**PROBLEM STATEMENT**.
Pictures must not appear; the answer is exactly the lines from the one that holds "Read this page and output its text content." through the end of the material.

:::::

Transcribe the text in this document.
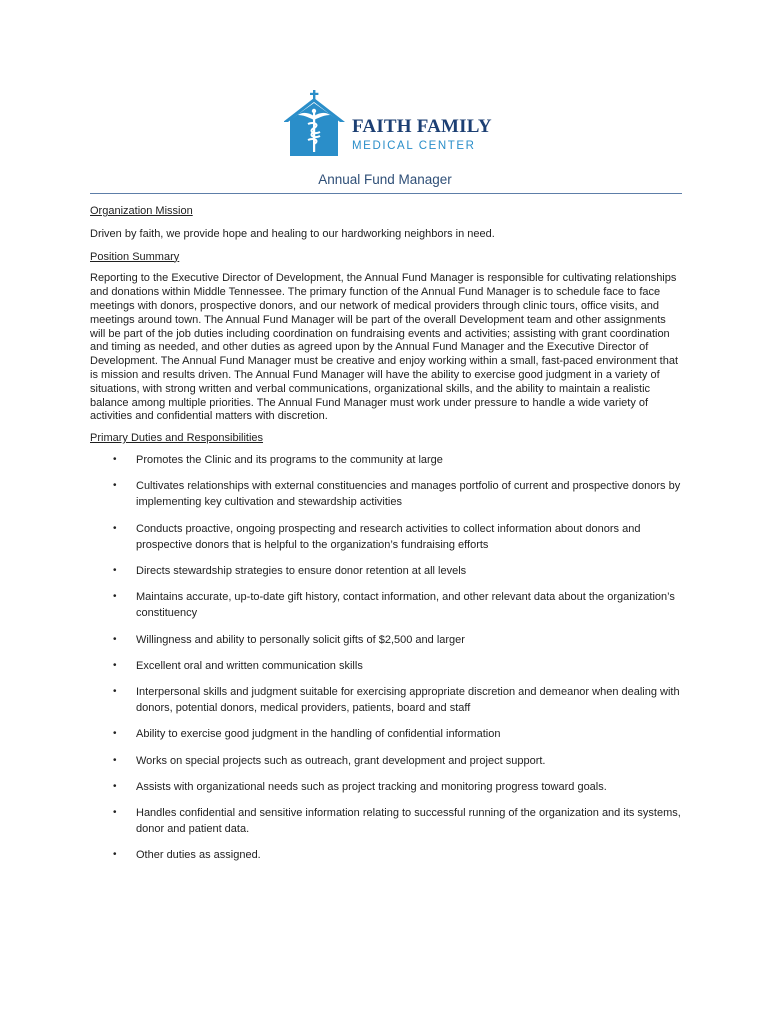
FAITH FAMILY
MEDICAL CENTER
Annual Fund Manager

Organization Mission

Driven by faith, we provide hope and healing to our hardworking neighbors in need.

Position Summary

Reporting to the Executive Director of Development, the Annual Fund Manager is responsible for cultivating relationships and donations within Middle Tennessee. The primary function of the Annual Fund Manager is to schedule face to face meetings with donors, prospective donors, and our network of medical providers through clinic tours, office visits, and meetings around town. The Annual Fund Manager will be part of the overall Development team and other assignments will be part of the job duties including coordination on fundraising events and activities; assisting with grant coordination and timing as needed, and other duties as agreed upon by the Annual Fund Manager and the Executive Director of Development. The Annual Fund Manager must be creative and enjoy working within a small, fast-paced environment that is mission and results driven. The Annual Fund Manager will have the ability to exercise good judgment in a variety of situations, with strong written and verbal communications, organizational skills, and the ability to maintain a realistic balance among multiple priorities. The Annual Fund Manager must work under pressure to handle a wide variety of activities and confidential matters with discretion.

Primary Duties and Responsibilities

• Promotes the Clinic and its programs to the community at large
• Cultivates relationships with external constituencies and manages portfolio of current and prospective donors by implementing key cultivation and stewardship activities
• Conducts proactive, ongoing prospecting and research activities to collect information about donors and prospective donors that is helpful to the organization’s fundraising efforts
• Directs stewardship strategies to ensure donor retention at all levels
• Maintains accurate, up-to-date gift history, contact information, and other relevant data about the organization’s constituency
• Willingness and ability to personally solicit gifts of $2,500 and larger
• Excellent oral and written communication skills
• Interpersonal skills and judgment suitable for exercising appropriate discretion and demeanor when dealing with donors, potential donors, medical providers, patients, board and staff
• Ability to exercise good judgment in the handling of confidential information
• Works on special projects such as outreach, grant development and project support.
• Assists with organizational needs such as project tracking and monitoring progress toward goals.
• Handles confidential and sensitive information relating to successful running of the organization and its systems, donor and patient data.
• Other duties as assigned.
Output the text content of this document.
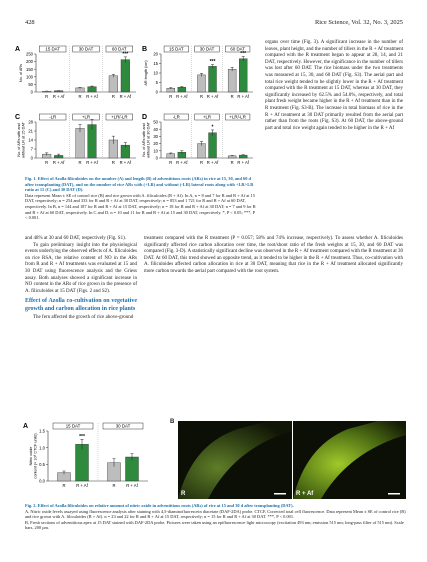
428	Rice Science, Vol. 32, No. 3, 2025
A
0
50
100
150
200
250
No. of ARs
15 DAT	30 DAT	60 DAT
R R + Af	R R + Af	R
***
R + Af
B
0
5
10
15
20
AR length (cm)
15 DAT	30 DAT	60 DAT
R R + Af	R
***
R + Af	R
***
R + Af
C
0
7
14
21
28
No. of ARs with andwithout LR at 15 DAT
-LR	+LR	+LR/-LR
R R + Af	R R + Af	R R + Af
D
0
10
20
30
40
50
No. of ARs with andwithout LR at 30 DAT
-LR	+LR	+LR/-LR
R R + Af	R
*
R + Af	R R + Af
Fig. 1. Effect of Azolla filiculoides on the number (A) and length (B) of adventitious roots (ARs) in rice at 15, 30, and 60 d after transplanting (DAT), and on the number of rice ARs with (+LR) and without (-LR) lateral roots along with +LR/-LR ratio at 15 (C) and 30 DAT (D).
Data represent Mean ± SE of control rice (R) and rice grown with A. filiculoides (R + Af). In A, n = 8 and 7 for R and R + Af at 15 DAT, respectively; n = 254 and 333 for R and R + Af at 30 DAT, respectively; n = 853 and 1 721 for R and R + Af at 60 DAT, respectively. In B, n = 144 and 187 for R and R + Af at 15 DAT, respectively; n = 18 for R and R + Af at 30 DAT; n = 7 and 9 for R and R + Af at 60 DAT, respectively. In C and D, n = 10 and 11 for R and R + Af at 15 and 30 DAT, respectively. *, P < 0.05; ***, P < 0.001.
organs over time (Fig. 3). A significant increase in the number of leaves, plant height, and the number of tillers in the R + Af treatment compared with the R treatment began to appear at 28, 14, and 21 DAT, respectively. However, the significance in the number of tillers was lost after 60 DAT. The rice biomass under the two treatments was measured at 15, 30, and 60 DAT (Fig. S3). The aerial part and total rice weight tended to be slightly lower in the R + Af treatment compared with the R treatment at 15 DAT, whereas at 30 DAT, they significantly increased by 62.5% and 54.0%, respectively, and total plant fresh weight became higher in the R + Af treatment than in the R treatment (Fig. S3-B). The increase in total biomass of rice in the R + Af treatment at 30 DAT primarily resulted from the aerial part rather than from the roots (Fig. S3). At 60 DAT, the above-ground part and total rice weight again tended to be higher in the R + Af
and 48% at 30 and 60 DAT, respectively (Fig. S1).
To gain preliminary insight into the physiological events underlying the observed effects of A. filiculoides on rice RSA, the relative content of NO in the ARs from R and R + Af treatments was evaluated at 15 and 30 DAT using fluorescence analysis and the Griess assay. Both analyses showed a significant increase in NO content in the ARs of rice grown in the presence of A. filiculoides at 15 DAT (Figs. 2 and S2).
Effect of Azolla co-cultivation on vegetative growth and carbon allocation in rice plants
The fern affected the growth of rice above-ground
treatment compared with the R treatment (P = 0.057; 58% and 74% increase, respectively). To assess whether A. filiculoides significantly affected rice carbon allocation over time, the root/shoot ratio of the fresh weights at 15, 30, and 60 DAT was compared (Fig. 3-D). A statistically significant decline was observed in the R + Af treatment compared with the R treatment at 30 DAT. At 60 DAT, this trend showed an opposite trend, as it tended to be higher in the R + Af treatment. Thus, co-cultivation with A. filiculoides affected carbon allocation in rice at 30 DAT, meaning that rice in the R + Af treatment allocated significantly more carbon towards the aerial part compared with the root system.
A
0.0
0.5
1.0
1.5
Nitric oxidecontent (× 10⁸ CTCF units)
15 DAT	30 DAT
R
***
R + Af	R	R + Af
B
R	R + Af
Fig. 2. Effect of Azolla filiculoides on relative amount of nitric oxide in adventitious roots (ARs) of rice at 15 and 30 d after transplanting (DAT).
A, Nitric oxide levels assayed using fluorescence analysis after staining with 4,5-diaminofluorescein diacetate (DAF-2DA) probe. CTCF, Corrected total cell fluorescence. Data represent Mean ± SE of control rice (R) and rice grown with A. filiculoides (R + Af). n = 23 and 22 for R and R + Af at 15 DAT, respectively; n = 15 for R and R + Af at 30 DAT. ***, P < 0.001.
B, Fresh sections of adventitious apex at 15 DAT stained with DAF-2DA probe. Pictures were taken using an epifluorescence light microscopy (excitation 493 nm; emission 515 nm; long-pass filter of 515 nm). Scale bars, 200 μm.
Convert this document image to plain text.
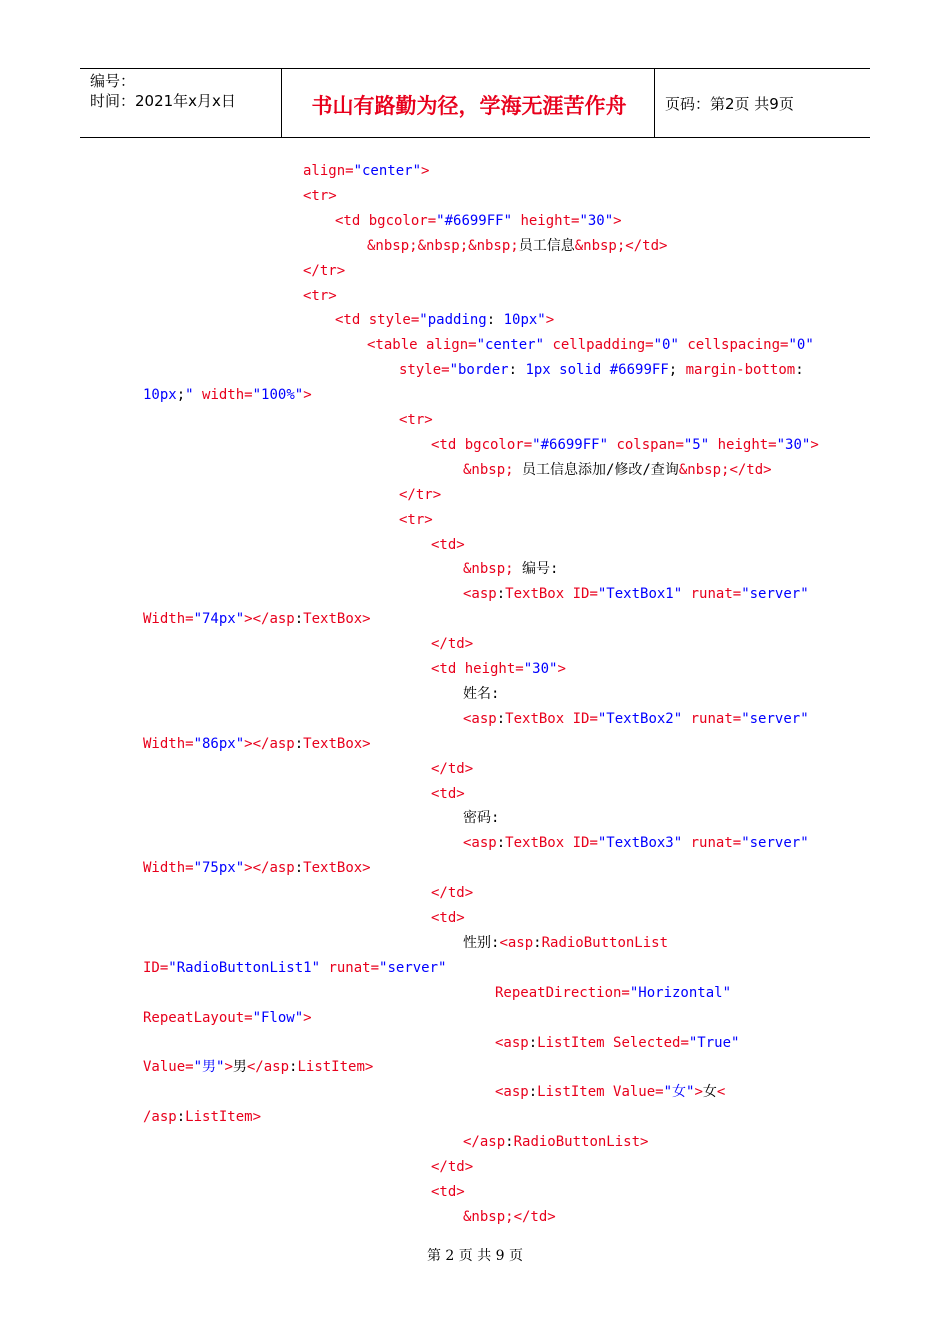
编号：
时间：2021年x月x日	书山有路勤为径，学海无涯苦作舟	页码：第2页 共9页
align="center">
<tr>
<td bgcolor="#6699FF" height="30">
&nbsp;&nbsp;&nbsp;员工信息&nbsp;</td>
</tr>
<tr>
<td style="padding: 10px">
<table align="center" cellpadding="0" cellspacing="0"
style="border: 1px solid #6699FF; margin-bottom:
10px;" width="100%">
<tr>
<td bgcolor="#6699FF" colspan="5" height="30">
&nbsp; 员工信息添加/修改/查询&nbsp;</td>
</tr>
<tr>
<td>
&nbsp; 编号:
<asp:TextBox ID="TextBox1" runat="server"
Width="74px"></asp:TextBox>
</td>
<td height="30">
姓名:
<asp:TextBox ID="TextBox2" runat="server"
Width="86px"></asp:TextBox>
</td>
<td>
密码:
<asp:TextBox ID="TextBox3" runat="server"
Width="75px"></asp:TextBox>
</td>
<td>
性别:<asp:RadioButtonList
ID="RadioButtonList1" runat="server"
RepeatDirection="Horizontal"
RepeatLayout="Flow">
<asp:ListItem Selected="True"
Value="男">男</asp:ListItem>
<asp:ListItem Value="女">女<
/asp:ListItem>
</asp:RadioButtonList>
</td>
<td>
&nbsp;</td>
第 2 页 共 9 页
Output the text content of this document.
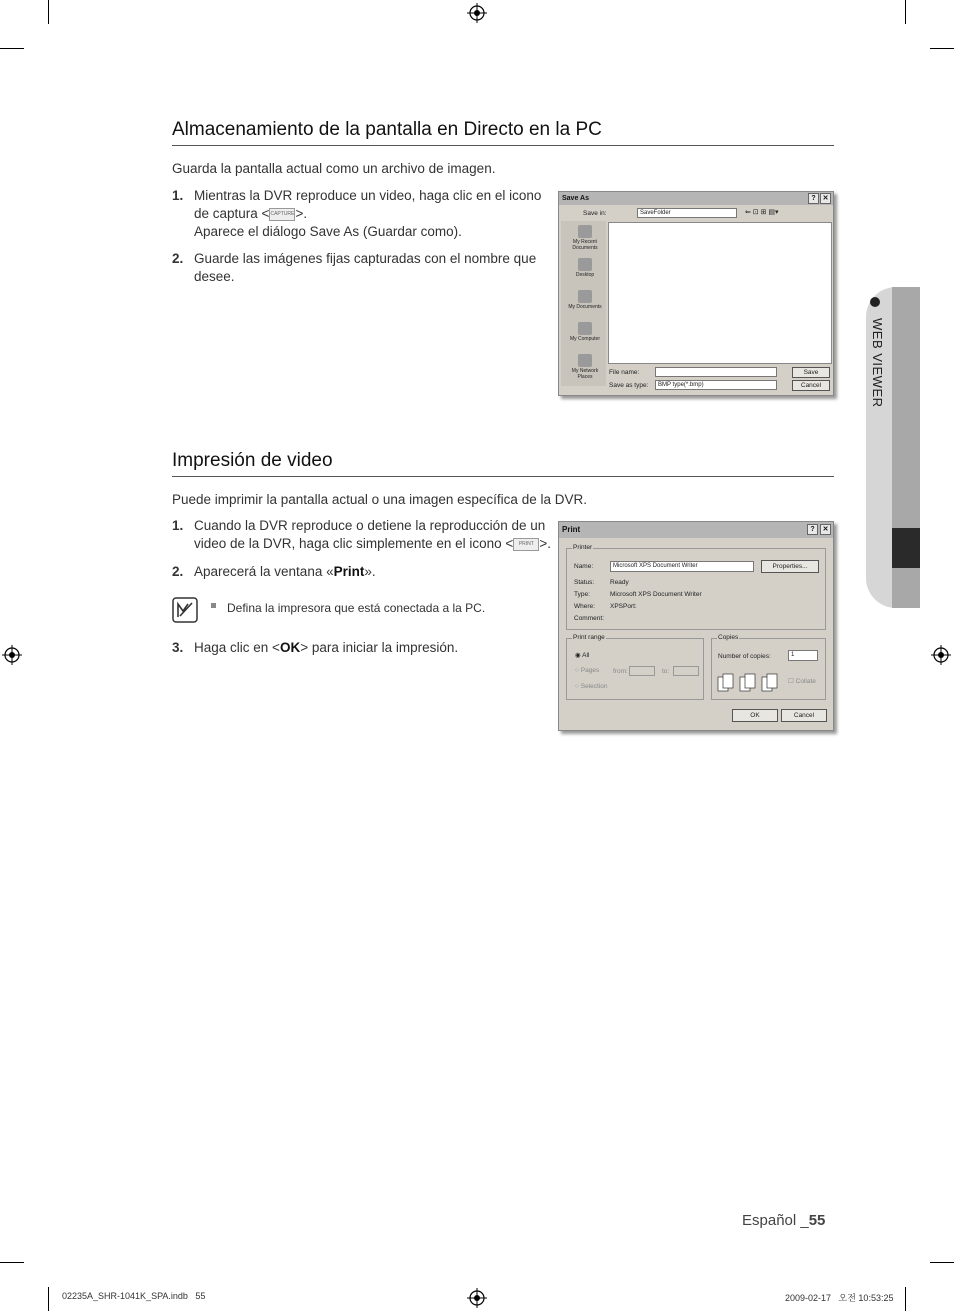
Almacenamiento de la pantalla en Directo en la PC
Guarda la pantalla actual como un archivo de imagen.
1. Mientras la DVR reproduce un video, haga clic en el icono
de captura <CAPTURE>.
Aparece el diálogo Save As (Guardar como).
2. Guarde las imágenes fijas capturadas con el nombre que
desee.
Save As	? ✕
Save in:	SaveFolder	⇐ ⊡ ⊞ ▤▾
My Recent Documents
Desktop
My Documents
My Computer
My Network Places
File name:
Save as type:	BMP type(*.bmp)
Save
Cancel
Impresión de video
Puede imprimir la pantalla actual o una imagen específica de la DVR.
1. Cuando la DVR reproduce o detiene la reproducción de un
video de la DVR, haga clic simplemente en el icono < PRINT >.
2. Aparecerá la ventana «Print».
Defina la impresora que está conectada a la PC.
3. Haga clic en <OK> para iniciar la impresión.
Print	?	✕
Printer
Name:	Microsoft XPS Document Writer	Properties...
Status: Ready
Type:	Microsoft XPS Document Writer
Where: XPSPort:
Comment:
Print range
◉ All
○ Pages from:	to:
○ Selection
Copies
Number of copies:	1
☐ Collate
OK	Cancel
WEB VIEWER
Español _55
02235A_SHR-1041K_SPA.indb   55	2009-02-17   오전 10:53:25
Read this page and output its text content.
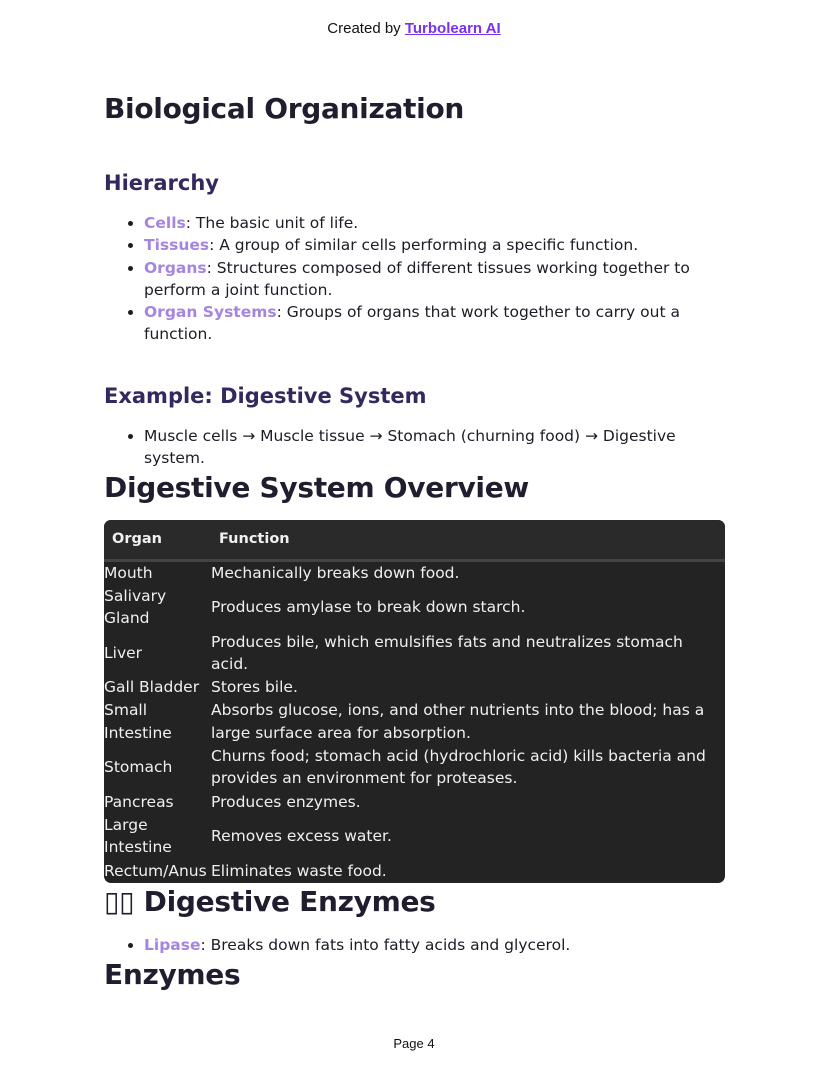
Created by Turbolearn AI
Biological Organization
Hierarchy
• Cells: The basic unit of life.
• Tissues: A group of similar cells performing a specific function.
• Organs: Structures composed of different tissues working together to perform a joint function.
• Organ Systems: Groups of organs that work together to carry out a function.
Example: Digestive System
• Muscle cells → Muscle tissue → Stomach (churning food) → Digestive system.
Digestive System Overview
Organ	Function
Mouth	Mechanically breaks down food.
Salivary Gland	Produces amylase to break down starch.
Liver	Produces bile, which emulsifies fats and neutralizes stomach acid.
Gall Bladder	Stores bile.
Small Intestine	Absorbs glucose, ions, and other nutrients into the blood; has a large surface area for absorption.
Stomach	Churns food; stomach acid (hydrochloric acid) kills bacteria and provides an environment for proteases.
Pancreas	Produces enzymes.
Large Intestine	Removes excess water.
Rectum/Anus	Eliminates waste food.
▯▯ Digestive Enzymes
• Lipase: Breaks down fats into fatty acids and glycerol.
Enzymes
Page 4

:::::

**OUTPUT FOR THIS TASK**.
Read this page and output its text content.
Created by Turbolearn AI
Biological Organization
Hierarchy
• Cells: The basic unit of life.
• Tissues: A group of similar cells performing a specific function.
• Organs: Structures composed of different tissues working together to perform a joint function.
• Organ Systems: Groups of organs that work together to carry out a function.
Example: Digestive System
• Muscle cells → Muscle tissue → Stomach (churning food) → Digestive system.
Digestive System Overview
Organ	Function
Mouth	Mechanically breaks down food.
Salivary Gland	Produces amylase to break down starch.
Liver	Produces bile, which emulsifies fats and neutralizes stomach acid.
Gall Bladder	Stores bile.
Small Intestine	Absorbs glucose, ions, and other nutrients into the blood; has a large surface area for absorption.
Stomach	Churns food; stomach acid (hydrochloric acid) kills bacteria and provides an environment for proteases.
Pancreas	Produces enzymes.
Large Intestine	Removes excess water.
Rectum/Anus	Eliminates waste food.
▯▯ Digestive Enzymes
• Lipase: Breaks down fats into fatty acids and glycerol.
Enzymes
Page 4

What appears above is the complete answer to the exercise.